Task input =>

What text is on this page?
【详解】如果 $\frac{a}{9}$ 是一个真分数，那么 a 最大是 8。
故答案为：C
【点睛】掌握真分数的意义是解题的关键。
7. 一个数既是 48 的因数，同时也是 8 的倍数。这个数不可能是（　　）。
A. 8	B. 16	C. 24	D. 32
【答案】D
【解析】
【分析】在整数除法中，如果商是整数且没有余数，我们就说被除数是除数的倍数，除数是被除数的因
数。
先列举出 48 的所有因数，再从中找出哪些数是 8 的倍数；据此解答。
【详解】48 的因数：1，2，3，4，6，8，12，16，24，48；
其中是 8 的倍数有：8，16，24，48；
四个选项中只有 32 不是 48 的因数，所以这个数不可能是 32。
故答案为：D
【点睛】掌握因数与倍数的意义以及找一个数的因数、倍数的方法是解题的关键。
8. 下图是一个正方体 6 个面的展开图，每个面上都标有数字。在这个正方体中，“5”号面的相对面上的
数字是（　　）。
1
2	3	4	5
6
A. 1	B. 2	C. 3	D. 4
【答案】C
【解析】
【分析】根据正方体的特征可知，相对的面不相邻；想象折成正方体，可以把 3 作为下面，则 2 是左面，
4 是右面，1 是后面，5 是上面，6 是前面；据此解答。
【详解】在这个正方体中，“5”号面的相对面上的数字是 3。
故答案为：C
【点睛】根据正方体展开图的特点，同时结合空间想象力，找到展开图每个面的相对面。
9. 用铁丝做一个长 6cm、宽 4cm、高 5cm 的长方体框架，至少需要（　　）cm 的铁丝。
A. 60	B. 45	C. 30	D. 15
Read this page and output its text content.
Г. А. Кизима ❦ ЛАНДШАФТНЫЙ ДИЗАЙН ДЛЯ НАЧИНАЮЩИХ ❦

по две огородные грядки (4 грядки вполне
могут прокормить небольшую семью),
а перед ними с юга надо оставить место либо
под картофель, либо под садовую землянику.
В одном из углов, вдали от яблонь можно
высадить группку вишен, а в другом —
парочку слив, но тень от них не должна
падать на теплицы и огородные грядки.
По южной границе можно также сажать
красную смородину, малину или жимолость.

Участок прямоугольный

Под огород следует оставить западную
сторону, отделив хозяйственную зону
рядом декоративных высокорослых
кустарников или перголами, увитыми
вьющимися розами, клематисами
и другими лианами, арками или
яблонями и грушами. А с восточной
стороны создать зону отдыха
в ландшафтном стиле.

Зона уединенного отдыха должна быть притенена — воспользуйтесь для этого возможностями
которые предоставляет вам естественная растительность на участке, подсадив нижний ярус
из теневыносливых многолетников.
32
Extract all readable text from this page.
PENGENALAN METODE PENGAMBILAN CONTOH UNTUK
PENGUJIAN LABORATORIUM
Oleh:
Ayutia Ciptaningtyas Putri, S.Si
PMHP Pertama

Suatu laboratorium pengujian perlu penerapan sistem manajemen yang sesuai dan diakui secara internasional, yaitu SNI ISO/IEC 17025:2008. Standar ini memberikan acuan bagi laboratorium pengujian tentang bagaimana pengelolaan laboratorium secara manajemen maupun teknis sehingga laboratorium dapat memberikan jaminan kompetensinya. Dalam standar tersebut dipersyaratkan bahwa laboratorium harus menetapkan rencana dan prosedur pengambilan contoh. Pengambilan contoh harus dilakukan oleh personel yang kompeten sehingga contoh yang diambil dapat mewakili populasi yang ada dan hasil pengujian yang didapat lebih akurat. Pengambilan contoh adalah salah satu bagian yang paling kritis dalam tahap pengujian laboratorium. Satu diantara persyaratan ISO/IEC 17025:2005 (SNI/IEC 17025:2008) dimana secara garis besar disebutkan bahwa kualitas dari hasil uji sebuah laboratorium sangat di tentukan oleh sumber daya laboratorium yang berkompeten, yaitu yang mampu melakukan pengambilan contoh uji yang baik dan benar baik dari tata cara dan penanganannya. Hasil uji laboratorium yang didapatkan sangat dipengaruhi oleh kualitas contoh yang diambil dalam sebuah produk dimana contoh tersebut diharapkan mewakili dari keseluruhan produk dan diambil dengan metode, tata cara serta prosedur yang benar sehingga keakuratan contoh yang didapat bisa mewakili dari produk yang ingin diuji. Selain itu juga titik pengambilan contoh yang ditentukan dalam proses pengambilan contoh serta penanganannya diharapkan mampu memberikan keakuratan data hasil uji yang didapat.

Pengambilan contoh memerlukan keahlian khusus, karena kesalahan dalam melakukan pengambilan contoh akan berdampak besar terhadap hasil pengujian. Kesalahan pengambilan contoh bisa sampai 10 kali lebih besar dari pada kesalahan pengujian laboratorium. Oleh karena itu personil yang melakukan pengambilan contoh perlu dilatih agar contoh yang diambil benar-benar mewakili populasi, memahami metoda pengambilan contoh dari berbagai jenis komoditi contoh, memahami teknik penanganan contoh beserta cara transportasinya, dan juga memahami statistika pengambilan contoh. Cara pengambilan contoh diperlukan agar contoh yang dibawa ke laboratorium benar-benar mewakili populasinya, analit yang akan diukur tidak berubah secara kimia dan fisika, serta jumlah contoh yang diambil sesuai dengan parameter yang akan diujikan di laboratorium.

What you will do =>
Copy out every line with the word "отдыха".

Task response =>
стороны создать зону отдыха
Зона уединенного отдыха должна быть притенена — воспользуйтесь для этого возможностями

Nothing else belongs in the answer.